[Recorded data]
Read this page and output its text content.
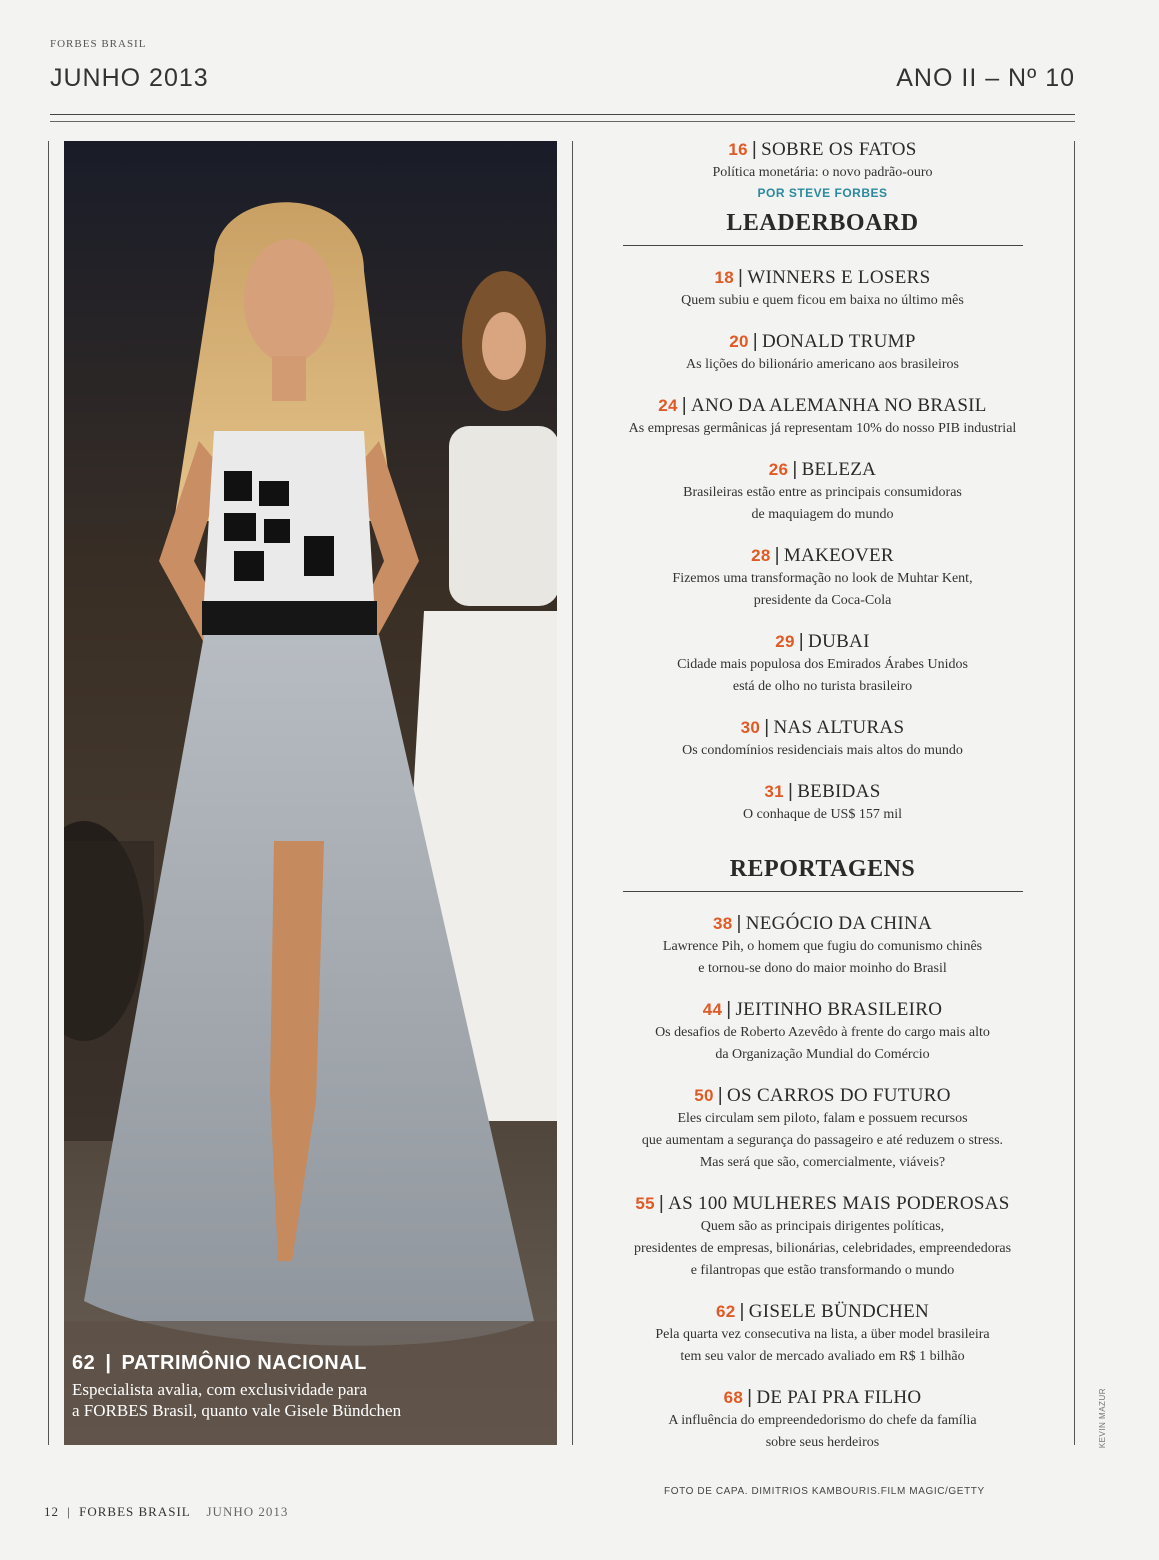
FORBES BRASIL
JUNHO 2013	ANO II – Nº 10
62 | PATRIMÔNIO NACIONAL
Especialista avalia, com exclusividade para
a FORBES Brasil, quanto vale Gisele Bündchen
16 | SOBRE OS FATOS
Política monetária: o novo padrão-ouro
POR STEVE FORBES
LEADERBOARD
18 | WINNERS E LOSERS
Quem subiu e quem ficou em baixa no último mês
20 | DONALD TRUMP
As lições do bilionário americano aos brasileiros
24 | ANO DA ALEMANHA NO BRASIL
As empresas germânicas já representam 10% do nosso PIB industrial
26 | BELEZA
Brasileiras estão entre as principais consumidoras
de maquiagem do mundo
28 | MAKEOVER
Fizemos uma transformação no look de Muhtar Kent,
presidente da Coca-Cola
29 | DUBAI
Cidade mais populosa dos Emirados Árabes Unidos
está de olho no turista brasileiro
30 | NAS ALTURAS
Os condomínios residenciais mais altos do mundo
31 | BEBIDAS
O conhaque de US$ 157 mil
REPORTAGENS
38 | NEGÓCIO DA CHINA
Lawrence Pih, o homem que fugiu do comunismo chinês
e tornou-se dono do maior moinho do Brasil
44 | JEITINHO BRASILEIRO
Os desafios de Roberto Azevêdo à frente do cargo mais alto
da Organização Mundial do Comércio
50 | OS CARROS DO FUTURO
Eles circulam sem piloto, falam e possuem recursos
que aumentam a segurança do passageiro e até reduzem o stress.
Mas será que são, comercialmente, viáveis?
55 | AS 100 MULHERES MAIS PODEROSAS
Quem são as principais dirigentes políticas,
presidentes de empresas, bilionárias, celebridades, empreendedoras
e filantropas que estão transformando o mundo
62 | GISELE BÜNDCHEN
Pela quarta vez consecutiva na lista, a über model brasileira
tem seu valor de mercado avaliado em R$ 1 bilhão
68 | DE PAI PRA FILHO
A influência do empreendedorismo do chefe da família
sobre seus herdeiros	KEVIN MAZUR
FOTO DE CAPA. DIMITRIOS KAMBOURIS.FILM MAGIC/GETTY
12 | FORBES BRASIL JUNHO 2013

• **Goal**: Scan the lines above for "mundo", then copy every one that has it.

• **Written reply**:
de maquiagem do mundo
Os condomínios residenciais mais altos do mundo
e filantropas que estão transformando o mundo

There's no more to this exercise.